** Input data **
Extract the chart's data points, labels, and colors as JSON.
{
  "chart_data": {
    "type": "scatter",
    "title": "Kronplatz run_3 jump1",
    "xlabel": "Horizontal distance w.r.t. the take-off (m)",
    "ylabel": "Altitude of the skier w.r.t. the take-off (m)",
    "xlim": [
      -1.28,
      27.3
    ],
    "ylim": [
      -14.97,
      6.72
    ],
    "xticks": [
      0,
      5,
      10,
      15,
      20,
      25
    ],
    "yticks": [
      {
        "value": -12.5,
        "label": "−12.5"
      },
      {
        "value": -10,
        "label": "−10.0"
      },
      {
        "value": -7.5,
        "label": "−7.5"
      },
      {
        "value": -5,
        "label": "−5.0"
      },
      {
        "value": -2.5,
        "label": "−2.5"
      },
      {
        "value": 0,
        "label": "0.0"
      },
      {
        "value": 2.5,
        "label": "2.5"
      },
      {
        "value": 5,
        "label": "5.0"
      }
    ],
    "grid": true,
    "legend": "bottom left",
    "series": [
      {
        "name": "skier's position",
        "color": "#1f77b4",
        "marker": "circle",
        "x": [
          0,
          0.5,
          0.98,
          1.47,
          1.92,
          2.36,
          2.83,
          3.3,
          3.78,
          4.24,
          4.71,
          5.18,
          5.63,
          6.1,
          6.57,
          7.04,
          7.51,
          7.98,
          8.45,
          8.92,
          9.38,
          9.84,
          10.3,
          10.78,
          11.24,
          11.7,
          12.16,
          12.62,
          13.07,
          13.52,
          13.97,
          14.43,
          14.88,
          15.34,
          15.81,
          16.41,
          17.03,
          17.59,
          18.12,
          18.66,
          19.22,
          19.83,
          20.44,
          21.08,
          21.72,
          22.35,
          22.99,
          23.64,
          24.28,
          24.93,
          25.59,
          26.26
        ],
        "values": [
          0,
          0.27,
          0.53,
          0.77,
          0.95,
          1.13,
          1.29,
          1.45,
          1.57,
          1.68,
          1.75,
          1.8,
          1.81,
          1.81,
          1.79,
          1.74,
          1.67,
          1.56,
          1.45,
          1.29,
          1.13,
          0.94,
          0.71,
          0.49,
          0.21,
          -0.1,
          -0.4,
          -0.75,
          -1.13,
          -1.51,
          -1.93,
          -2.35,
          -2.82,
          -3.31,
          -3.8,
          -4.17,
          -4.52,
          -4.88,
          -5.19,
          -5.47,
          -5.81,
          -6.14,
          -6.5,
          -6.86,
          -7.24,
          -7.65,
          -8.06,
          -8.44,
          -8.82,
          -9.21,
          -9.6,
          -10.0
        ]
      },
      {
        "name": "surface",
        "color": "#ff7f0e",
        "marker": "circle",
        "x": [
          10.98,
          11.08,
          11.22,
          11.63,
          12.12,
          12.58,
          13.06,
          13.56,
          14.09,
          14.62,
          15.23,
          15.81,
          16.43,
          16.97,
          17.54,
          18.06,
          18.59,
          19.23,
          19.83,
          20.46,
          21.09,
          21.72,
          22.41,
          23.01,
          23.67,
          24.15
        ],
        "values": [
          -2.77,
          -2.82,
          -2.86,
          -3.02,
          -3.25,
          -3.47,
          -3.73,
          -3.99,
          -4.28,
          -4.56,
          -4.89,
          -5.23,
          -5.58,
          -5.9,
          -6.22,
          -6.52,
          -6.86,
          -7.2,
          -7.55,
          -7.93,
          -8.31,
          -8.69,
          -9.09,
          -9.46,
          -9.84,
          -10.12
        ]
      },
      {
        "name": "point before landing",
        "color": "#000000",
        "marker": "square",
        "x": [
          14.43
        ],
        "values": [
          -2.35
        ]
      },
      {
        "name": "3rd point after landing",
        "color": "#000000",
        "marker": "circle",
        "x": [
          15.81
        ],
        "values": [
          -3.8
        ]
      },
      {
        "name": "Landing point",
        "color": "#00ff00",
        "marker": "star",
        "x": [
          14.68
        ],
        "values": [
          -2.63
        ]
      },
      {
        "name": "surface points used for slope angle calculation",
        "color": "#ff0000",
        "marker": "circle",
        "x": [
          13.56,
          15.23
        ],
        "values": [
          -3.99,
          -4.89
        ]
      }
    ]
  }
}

** Task prompt **
Of all the lines in the listing above, how many contain the word "surface"? Answer with the number alone.

** Written answer **
2